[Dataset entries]
==============================
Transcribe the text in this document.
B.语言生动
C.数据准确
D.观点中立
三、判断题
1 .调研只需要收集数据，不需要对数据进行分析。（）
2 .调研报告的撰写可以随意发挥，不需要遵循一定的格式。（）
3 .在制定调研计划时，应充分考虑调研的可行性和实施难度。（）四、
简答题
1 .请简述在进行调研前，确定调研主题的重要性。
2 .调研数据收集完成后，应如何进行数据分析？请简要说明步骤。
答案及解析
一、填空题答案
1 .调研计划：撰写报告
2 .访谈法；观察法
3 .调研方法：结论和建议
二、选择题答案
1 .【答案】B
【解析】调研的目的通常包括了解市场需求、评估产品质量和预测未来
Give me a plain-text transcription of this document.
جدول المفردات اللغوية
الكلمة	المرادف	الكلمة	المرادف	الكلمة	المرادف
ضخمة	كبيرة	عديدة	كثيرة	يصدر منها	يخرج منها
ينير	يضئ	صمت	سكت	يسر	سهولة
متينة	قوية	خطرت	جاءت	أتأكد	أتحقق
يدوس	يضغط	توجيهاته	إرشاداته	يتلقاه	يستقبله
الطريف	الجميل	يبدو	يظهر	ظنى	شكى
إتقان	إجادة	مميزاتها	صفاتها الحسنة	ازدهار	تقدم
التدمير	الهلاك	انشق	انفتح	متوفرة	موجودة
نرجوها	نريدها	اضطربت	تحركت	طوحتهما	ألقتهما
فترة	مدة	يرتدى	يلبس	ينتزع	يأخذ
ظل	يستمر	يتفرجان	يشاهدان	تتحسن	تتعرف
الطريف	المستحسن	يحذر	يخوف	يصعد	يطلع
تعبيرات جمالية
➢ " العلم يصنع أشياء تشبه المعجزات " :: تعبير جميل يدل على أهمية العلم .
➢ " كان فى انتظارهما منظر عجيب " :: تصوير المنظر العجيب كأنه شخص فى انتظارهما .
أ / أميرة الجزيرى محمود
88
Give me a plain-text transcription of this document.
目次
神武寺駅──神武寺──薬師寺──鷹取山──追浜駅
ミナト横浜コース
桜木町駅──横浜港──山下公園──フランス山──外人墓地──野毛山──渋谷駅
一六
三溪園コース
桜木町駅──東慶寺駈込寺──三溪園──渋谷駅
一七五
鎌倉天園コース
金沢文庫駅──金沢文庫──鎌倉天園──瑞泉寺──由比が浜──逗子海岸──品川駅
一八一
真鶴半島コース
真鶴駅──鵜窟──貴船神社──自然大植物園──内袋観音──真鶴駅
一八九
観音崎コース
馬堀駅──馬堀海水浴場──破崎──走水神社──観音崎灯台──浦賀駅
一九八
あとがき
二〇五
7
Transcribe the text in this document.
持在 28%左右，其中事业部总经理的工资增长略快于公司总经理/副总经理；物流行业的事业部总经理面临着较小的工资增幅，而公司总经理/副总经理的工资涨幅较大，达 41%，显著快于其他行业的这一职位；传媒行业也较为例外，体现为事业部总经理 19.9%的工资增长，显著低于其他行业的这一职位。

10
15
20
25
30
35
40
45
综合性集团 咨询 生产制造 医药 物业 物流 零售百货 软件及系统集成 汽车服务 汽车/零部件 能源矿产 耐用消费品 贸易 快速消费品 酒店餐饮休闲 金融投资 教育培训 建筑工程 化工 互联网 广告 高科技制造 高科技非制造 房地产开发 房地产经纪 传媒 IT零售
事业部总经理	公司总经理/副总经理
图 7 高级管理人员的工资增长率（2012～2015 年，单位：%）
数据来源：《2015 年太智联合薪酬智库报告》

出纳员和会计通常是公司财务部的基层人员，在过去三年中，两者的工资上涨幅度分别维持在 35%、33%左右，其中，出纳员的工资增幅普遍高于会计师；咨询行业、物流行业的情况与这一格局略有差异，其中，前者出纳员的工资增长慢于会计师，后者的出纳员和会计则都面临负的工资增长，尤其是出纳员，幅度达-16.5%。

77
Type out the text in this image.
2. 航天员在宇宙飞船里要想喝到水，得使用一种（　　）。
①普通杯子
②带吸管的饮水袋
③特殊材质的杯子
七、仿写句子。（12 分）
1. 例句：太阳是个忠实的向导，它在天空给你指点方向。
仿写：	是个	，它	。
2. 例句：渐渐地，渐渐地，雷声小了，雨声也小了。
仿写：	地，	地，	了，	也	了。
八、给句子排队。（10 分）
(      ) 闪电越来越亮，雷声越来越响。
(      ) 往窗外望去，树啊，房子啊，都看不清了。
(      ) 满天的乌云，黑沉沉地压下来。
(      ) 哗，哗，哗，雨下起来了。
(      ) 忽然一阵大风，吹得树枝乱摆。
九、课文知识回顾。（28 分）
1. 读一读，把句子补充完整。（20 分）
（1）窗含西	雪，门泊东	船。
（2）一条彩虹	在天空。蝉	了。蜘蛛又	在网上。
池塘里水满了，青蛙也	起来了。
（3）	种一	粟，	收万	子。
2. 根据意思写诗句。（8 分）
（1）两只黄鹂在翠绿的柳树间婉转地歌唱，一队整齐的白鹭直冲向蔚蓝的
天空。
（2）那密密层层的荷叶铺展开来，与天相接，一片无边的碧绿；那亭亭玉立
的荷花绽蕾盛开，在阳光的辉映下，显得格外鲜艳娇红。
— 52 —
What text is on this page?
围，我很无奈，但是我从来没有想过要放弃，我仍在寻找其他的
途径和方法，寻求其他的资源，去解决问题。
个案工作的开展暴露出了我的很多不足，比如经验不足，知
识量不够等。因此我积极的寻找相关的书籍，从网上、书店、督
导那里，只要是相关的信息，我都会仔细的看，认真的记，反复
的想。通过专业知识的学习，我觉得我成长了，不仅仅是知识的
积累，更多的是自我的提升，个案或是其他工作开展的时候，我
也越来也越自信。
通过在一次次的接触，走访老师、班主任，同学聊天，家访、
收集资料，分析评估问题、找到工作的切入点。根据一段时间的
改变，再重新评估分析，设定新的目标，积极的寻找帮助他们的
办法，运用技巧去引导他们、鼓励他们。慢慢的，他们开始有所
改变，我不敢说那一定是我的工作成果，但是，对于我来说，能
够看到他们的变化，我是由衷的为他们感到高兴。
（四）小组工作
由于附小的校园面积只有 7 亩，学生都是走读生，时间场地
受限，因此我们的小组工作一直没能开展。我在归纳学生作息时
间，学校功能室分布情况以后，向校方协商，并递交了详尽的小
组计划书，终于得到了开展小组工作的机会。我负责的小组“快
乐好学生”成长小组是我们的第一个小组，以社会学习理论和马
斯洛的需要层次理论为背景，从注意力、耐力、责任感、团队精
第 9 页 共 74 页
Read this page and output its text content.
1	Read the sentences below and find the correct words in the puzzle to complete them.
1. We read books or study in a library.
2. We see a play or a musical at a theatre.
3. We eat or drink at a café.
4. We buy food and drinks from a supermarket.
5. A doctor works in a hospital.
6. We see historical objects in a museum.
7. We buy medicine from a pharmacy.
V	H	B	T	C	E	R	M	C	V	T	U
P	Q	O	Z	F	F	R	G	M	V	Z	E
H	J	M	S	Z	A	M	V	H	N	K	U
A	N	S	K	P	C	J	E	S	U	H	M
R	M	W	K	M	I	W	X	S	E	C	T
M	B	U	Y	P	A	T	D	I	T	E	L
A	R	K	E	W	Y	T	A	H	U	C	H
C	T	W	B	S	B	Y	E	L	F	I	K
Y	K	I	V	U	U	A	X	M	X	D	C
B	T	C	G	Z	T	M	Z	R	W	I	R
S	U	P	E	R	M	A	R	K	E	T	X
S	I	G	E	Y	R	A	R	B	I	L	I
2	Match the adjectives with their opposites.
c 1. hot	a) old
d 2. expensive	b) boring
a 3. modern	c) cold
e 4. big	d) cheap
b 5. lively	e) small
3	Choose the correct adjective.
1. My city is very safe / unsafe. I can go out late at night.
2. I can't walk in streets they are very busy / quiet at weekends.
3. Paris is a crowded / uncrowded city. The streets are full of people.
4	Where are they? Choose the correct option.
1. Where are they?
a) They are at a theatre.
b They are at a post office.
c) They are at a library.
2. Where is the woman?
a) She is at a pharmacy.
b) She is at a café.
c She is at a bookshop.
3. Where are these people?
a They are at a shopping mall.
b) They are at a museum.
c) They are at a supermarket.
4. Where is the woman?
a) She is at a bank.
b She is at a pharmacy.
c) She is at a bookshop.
==============================
> [Exercise description] Count every line in the preceding entries where the string "city" appears, then state only the total.

> [Problem solution] 2